Data entries for graphics
■ ■ ■ ■ ■ ■ ■
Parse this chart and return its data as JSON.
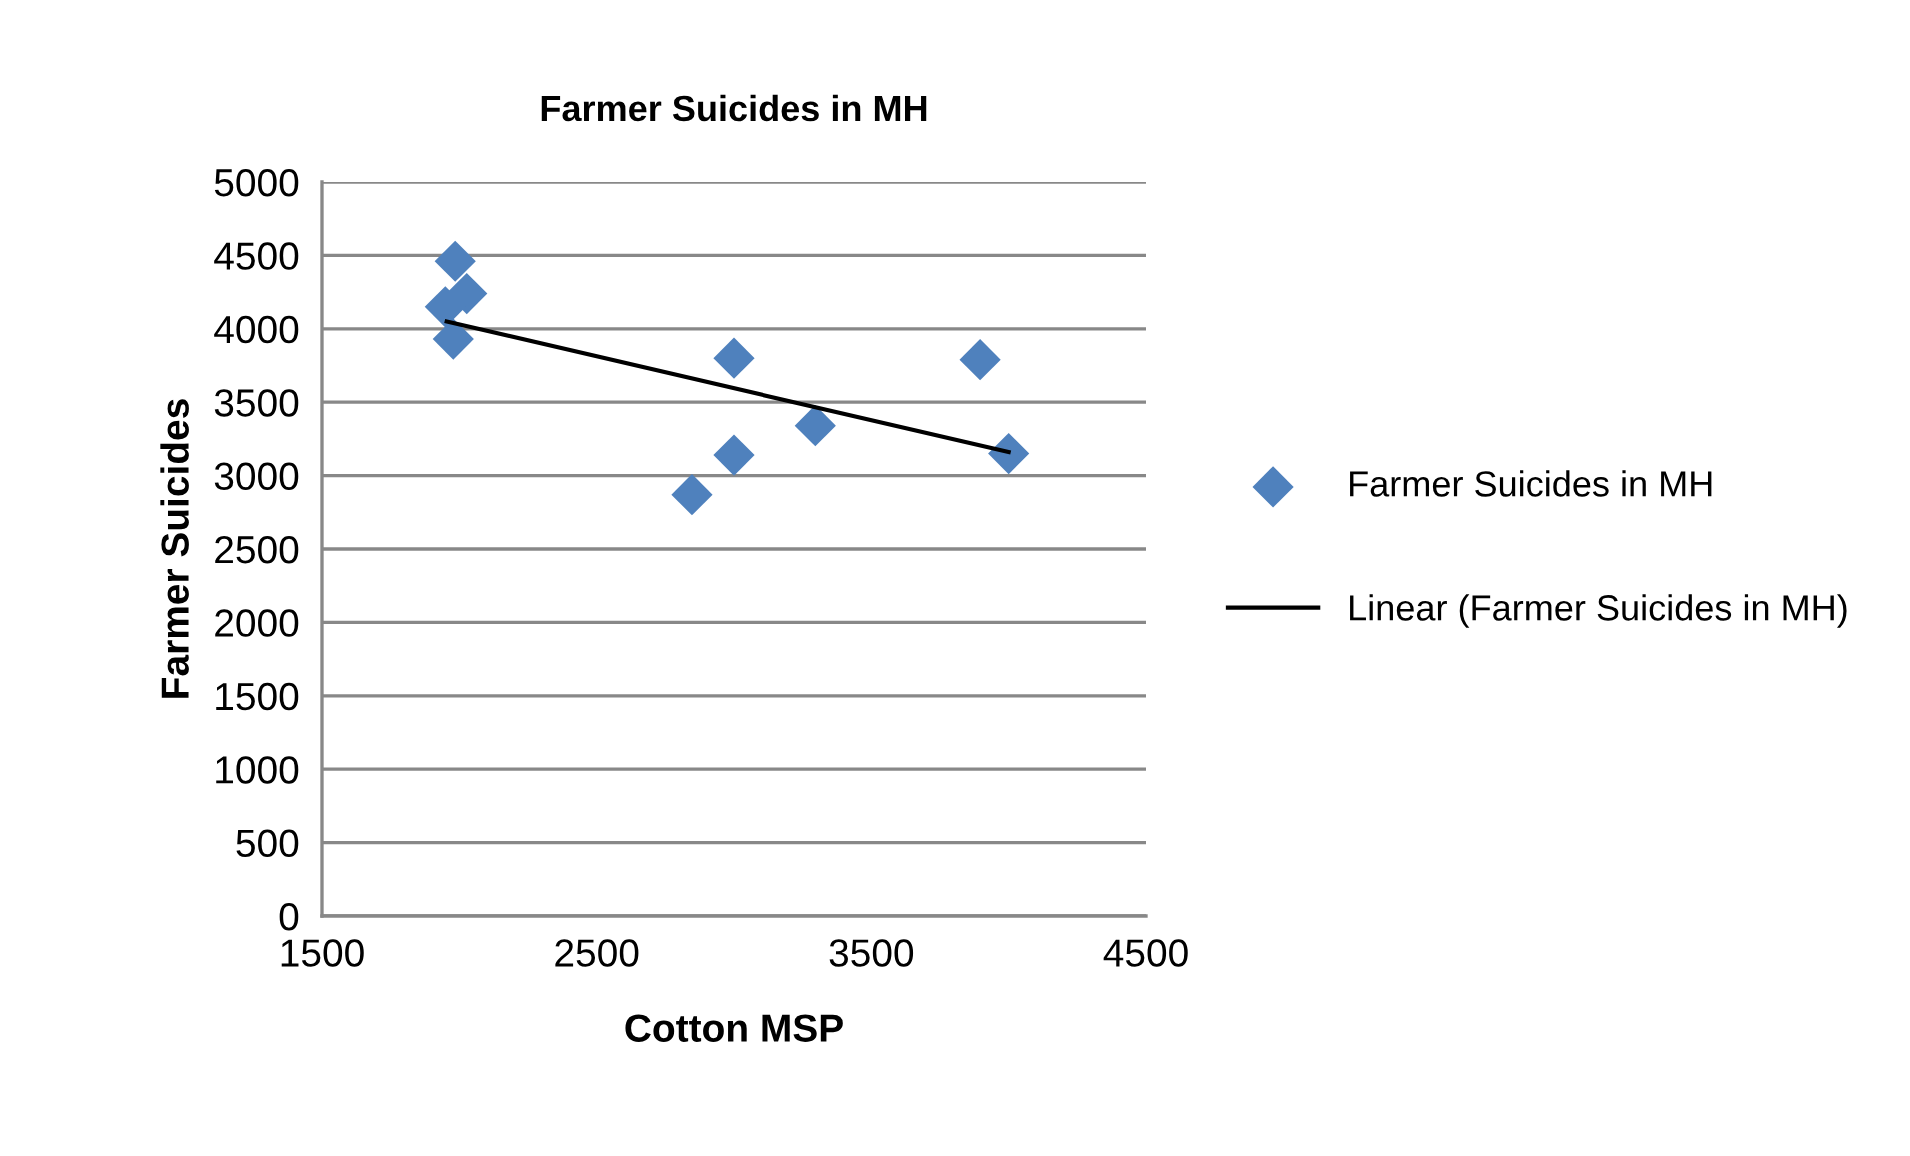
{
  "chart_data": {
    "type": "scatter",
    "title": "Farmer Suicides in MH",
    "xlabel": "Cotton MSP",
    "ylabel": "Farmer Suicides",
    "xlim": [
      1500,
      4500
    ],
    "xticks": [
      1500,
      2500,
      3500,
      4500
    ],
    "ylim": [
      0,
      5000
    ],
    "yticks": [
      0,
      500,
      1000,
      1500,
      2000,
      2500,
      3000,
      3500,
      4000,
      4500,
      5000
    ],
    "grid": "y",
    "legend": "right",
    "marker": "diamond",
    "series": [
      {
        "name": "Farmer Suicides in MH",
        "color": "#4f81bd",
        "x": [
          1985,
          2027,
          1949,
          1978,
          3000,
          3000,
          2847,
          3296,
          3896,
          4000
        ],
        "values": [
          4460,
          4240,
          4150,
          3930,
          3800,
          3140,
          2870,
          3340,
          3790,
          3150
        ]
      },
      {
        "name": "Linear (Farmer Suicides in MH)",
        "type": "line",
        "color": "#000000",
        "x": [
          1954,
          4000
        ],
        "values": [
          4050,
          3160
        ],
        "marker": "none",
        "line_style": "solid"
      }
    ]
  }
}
■ ■ ■ ■ ■ ■ ■
Requirements
Transcribe the records above exactly as they appear, leaving out any pictures.

Worked answer
Parse this chart and return its data as JSON.
{
  "chart_data": {
    "type": "scatter",
    "title": "Farmer Suicides in MH",
    "xlabel": "Cotton MSP",
    "ylabel": "Farmer Suicides",
    "xlim": [
      1500,
      4500
    ],
    "xticks": [
      1500,
      2500,
      3500,
      4500
    ],
    "ylim": [
      0,
      5000
    ],
    "yticks": [
      0,
      500,
      1000,
      1500,
      2000,
      2500,
      3000,
      3500,
      4000,
      4500,
      5000
    ],
    "grid": "y",
    "legend": "right",
    "marker": "diamond",
    "series": [
      {
        "name": "Farmer Suicides in MH",
        "color": "#4f81bd",
        "x": [
          1985,
          2027,
          1949,
          1978,
          3000,
          3000,
          2847,
          3296,
          3896,
          4000
        ],
        "values": [
          4460,
          4240,
          4150,
          3930,
          3800,
          3140,
          2870,
          3340,
          3790,
          3150
        ]
      },
      {
        "name": "Linear (Farmer Suicides in MH)",
        "type": "line",
        "color": "#000000",
        "x": [
          1954,
          4000
        ],
        "values": [
          4050,
          3160
        ],
        "marker": "none",
        "line_style": "solid"
      }
    ]
  }
}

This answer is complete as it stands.